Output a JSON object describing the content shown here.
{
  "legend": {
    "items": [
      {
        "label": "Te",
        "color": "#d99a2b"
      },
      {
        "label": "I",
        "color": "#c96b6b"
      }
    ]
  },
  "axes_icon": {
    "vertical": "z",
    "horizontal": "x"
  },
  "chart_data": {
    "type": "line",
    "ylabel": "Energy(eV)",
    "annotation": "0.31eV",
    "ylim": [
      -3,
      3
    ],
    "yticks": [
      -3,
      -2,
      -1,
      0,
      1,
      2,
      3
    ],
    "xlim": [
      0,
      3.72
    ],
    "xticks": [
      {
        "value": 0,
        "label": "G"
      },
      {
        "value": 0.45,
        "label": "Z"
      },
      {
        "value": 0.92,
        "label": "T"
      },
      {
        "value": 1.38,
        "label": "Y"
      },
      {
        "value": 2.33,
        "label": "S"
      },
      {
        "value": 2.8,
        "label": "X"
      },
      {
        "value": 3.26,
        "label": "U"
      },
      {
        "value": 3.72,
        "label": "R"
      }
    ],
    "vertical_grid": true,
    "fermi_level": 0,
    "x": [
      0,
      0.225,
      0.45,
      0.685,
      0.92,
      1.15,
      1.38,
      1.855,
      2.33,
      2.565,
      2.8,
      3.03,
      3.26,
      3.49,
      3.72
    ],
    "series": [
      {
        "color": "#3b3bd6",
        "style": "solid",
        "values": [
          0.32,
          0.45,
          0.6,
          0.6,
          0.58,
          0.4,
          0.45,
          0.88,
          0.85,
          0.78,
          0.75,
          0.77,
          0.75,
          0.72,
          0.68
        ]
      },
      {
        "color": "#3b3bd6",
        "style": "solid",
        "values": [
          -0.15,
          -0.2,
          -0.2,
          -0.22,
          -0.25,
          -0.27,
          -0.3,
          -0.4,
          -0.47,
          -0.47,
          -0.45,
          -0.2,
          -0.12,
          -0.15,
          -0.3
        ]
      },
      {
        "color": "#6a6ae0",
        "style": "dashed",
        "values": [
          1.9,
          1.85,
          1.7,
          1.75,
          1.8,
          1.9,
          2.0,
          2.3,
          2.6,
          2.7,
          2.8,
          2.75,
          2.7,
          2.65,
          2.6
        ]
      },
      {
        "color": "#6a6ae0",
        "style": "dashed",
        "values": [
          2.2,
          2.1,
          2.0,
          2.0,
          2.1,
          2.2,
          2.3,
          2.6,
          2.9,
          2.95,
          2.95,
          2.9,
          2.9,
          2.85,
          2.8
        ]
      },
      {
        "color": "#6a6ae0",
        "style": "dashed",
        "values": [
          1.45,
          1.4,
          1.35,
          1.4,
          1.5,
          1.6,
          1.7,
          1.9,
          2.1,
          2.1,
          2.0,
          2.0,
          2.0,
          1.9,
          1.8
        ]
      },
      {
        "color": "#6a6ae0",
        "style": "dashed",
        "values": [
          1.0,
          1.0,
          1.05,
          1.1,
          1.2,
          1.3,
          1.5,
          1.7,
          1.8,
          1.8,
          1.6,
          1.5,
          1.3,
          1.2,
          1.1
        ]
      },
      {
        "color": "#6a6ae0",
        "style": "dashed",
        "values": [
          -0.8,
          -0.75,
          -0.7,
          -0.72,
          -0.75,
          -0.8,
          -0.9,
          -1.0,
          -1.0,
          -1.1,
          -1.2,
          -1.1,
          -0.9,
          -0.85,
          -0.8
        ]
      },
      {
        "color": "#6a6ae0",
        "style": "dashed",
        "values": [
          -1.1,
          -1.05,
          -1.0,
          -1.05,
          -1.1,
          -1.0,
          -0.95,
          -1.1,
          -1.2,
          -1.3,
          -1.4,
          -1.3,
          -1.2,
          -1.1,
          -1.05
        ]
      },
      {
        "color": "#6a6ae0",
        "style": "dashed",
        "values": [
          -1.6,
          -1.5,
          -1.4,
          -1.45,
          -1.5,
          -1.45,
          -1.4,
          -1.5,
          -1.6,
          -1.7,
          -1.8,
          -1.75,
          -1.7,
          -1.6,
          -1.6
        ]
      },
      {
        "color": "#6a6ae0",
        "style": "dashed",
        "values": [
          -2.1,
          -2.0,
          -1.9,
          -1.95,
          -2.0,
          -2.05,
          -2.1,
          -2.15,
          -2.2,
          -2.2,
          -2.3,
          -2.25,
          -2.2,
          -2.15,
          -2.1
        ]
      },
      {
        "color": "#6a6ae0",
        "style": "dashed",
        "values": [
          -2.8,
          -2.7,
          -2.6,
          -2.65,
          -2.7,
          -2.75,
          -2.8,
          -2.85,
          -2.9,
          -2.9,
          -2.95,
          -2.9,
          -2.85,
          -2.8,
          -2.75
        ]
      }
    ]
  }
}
══════════
# WHAT THE EXERCISE ASKS
Set down the listing above in full, please, exactly as it appears.

# RESULT BELOW
Output a JSON object describing the content shown here.
{
  "legend": {
    "items": [
      {
        "label": "Te",
        "color": "#d99a2b"
      },
      {
        "label": "I",
        "color": "#c96b6b"
      }
    ]
  },
  "axes_icon": {
    "vertical": "z",
    "horizontal": "x"
  },
  "chart_data": {
    "type": "line",
    "ylabel": "Energy(eV)",
    "annotation": "0.31eV",
    "ylim": [
      -3,
      3
    ],
    "yticks": [
      -3,
      -2,
      -1,
      0,
      1,
      2,
      3
    ],
    "xlim": [
      0,
      3.72
    ],
    "xticks": [
      {
        "value": 0,
        "label": "G"
      },
      {
        "value": 0.45,
        "label": "Z"
      },
      {
        "value": 0.92,
        "label": "T"
      },
      {
        "value": 1.38,
        "label": "Y"
      },
      {
        "value": 2.33,
        "label": "S"
      },
      {
        "value": 2.8,
        "label": "X"
      },
      {
        "value": 3.26,
        "label": "U"
      },
      {
        "value": 3.72,
        "label": "R"
      }
    ],
    "vertical_grid": true,
    "fermi_level": 0,
    "x": [
      0,
      0.225,
      0.45,
      0.685,
      0.92,
      1.15,
      1.38,
      1.855,
      2.33,
      2.565,
      2.8,
      3.03,
      3.26,
      3.49,
      3.72
    ],
    "series": [
      {
        "color": "#3b3bd6",
        "style": "solid",
        "values": [
          0.32,
          0.45,
          0.6,
          0.6,
          0.58,
          0.4,
          0.45,
          0.88,
          0.85,
          0.78,
          0.75,
          0.77,
          0.75,
          0.72,
          0.68
        ]
      },
      {
        "color": "#3b3bd6",
        "style": "solid",
        "values": [
          -0.15,
          -0.2,
          -0.2,
          -0.22,
          -0.25,
          -0.27,
          -0.3,
          -0.4,
          -0.47,
          -0.47,
          -0.45,
          -0.2,
          -0.12,
          -0.15,
          -0.3
        ]
      },
      {
        "color": "#6a6ae0",
        "style": "dashed",
        "values": [
          1.9,
          1.85,
          1.7,
          1.75,
          1.8,
          1.9,
          2.0,
          2.3,
          2.6,
          2.7,
          2.8,
          2.75,
          2.7,
          2.65,
          2.6
        ]
      },
      {
        "color": "#6a6ae0",
        "style": "dashed",
        "values": [
          2.2,
          2.1,
          2.0,
          2.0,
          2.1,
          2.2,
          2.3,
          2.6,
          2.9,
          2.95,
          2.95,
          2.9,
          2.9,
          2.85,
          2.8
        ]
      },
      {
        "color": "#6a6ae0",
        "style": "dashed",
        "values": [
          1.45,
          1.4,
          1.35,
          1.4,
          1.5,
          1.6,
          1.7,
          1.9,
          2.1,
          2.1,
          2.0,
          2.0,
          2.0,
          1.9,
          1.8
        ]
      },
      {
        "color": "#6a6ae0",
        "style": "dashed",
        "values": [
          1.0,
          1.0,
          1.05,
          1.1,
          1.2,
          1.3,
          1.5,
          1.7,
          1.8,
          1.8,
          1.6,
          1.5,
          1.3,
          1.2,
          1.1
        ]
      },
      {
        "color": "#6a6ae0",
        "style": "dashed",
        "values": [
          -0.8,
          -0.75,
          -0.7,
          -0.72,
          -0.75,
          -0.8,
          -0.9,
          -1.0,
          -1.0,
          -1.1,
          -1.2,
          -1.1,
          -0.9,
          -0.85,
          -0.8
        ]
      },
      {
        "color": "#6a6ae0",
        "style": "dashed",
        "values": [
          -1.1,
          -1.05,
          -1.0,
          -1.05,
          -1.1,
          -1.0,
          -0.95,
          -1.1,
          -1.2,
          -1.3,
          -1.4,
          -1.3,
          -1.2,
          -1.1,
          -1.05
        ]
      },
      {
        "color": "#6a6ae0",
        "style": "dashed",
        "values": [
          -1.6,
          -1.5,
          -1.4,
          -1.45,
          -1.5,
          -1.45,
          -1.4,
          -1.5,
          -1.6,
          -1.7,
          -1.8,
          -1.75,
          -1.7,
          -1.6,
          -1.6
        ]
      },
      {
        "color": "#6a6ae0",
        "style": "dashed",
        "values": [
          -2.1,
          -2.0,
          -1.9,
          -1.95,
          -2.0,
          -2.05,
          -2.1,
          -2.15,
          -2.2,
          -2.2,
          -2.3,
          -2.25,
          -2.2,
          -2.15,
          -2.1
        ]
      },
      {
        "color": "#6a6ae0",
        "style": "dashed",
        "values": [
          -2.8,
          -2.7,
          -2.6,
          -2.65,
          -2.7,
          -2.75,
          -2.8,
          -2.85,
          -2.9,
          -2.9,
          -2.95,
          -2.9,
          -2.85,
          -2.8,
          -2.75
        ]
      }
    ]
  }
}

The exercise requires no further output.